* REQUIREMENTS: All material below is to be reproduced exactly.
---*---
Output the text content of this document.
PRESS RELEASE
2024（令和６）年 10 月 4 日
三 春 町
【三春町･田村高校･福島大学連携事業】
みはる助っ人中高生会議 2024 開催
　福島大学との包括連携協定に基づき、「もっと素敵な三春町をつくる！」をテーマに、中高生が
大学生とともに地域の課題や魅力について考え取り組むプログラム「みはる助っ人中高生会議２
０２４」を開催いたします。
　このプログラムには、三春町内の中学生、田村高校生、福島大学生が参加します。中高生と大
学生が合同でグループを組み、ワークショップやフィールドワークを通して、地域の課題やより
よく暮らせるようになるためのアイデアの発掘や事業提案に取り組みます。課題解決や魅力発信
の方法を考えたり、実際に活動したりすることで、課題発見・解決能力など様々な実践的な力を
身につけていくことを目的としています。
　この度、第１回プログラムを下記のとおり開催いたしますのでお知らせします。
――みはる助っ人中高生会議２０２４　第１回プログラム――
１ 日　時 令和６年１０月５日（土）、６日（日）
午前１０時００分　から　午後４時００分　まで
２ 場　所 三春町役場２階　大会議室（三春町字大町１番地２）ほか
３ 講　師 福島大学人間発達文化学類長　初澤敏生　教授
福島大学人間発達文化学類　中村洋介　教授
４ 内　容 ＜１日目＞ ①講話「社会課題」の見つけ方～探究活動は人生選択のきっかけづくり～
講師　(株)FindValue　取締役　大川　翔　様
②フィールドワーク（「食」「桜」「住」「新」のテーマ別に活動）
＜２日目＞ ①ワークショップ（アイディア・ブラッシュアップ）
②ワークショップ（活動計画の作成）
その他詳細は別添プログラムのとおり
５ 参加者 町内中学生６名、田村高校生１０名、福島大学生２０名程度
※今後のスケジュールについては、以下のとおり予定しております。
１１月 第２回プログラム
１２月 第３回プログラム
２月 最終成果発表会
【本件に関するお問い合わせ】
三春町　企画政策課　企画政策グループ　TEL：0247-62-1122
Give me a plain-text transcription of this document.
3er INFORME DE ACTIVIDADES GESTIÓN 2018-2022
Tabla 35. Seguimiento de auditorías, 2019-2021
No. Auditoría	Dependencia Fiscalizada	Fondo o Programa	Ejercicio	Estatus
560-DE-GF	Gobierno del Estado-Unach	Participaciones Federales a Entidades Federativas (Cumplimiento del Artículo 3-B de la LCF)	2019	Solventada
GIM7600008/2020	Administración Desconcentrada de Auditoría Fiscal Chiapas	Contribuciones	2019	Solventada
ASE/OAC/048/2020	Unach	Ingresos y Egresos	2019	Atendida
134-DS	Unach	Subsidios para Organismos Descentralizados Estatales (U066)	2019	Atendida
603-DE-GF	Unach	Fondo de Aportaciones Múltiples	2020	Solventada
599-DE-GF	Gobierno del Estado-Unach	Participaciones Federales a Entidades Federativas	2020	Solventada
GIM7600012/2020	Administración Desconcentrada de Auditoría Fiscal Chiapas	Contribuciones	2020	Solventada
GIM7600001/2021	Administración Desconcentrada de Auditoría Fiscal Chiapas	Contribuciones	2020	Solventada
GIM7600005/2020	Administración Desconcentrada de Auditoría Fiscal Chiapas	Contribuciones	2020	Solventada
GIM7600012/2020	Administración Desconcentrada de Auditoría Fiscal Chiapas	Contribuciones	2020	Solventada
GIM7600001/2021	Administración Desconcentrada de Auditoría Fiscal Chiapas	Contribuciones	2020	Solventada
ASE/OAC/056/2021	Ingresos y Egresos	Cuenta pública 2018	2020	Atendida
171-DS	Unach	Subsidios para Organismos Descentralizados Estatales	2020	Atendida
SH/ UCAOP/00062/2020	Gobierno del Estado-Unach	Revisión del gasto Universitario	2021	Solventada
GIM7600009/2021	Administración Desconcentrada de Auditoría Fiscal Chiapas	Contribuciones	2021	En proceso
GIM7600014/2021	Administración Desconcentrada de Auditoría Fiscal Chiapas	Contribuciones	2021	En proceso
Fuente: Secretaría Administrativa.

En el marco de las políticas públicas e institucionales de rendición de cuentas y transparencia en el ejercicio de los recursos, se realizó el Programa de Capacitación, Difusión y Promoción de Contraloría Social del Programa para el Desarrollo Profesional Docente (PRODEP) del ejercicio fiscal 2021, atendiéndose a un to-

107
---*---
* RESULT FOR THIS EXERCISE:
Output the text content of this document.
PRESS RELEASE
2024（令和６）年 10 月 4 日
三 春 町
【三春町･田村高校･福島大学連携事業】
みはる助っ人中高生会議 2024 開催
　福島大学との包括連携協定に基づき、「もっと素敵な三春町をつくる！」をテーマに、中高生が
大学生とともに地域の課題や魅力について考え取り組むプログラム「みはる助っ人中高生会議２
０２４」を開催いたします。
　このプログラムには、三春町内の中学生、田村高校生、福島大学生が参加します。中高生と大
学生が合同でグループを組み、ワークショップやフィールドワークを通して、地域の課題やより
よく暮らせるようになるためのアイデアの発掘や事業提案に取り組みます。課題解決や魅力発信
の方法を考えたり、実際に活動したりすることで、課題発見・解決能力など様々な実践的な力を
身につけていくことを目的としています。
　この度、第１回プログラムを下記のとおり開催いたしますのでお知らせします。
――みはる助っ人中高生会議２０２４　第１回プログラム――
１ 日　時 令和６年１０月５日（土）、６日（日）
午前１０時００分　から　午後４時００分　まで
２ 場　所 三春町役場２階　大会議室（三春町字大町１番地２）ほか
３ 講　師 福島大学人間発達文化学類長　初澤敏生　教授
福島大学人間発達文化学類　中村洋介　教授
４ 内　容 ＜１日目＞ ①講話「社会課題」の見つけ方～探究活動は人生選択のきっかけづくり～
講師　(株)FindValue　取締役　大川　翔　様
②フィールドワーク（「食」「桜」「住」「新」のテーマ別に活動）
＜２日目＞ ①ワークショップ（アイディア・ブラッシュアップ）
②ワークショップ（活動計画の作成）
その他詳細は別添プログラムのとおり
５ 参加者 町内中学生６名、田村高校生１０名、福島大学生２０名程度
※今後のスケジュールについては、以下のとおり予定しております。
１１月 第２回プログラム
１２月 第３回プログラム
２月 最終成果発表会
【本件に関するお問い合わせ】
三春町　企画政策課　企画政策グループ　TEL：0247-62-1122
Give me a plain-text transcription of this document.
3er INFORME DE ACTIVIDADES GESTIÓN 2018-2022
Tabla 35. Seguimiento de auditorías, 2019-2021
No. Auditoría	Dependencia Fiscalizada	Fondo o Programa	Ejercicio	Estatus
560-DE-GF	Gobierno del Estado-Unach	Participaciones Federales a Entidades Federativas (Cumplimiento del Artículo 3-B de la LCF)	2019	Solventada
GIM7600008/2020	Administración Desconcentrada de Auditoría Fiscal Chiapas	Contribuciones	2019	Solventada
ASE/OAC/048/2020	Unach	Ingresos y Egresos	2019	Atendida
134-DS	Unach	Subsidios para Organismos Descentralizados Estatales (U066)	2019	Atendida
603-DE-GF	Unach	Fondo de Aportaciones Múltiples	2020	Solventada
599-DE-GF	Gobierno del Estado-Unach	Participaciones Federales a Entidades Federativas	2020	Solventada
GIM7600012/2020	Administración Desconcentrada de Auditoría Fiscal Chiapas	Contribuciones	2020	Solventada
GIM7600001/2021	Administración Desconcentrada de Auditoría Fiscal Chiapas	Contribuciones	2020	Solventada
GIM7600005/2020	Administración Desconcentrada de Auditoría Fiscal Chiapas	Contribuciones	2020	Solventada
GIM7600012/2020	Administración Desconcentrada de Auditoría Fiscal Chiapas	Contribuciones	2020	Solventada
GIM7600001/2021	Administración Desconcentrada de Auditoría Fiscal Chiapas	Contribuciones	2020	Solventada
ASE/OAC/056/2021	Ingresos y Egresos	Cuenta pública 2018	2020	Atendida
171-DS	Unach	Subsidios para Organismos Descentralizados Estatales	2020	Atendida
SH/ UCAOP/00062/2020	Gobierno del Estado-Unach	Revisión del gasto Universitario	2021	Solventada
GIM7600009/2021	Administración Desconcentrada de Auditoría Fiscal Chiapas	Contribuciones	2021	En proceso
GIM7600014/2021	Administración Desconcentrada de Auditoría Fiscal Chiapas	Contribuciones	2021	En proceso
Fuente: Secretaría Administrativa.

En el marco de las políticas públicas e institucionales de rendición de cuentas y transparencia en el ejercicio de los recursos, se realizó el Programa de Capacitación, Difusión y Promoción de Contraloría Social del Programa para el Desarrollo Profesional Docente (PRODEP) del ejercicio fiscal 2021, atendiéndose a un to-

107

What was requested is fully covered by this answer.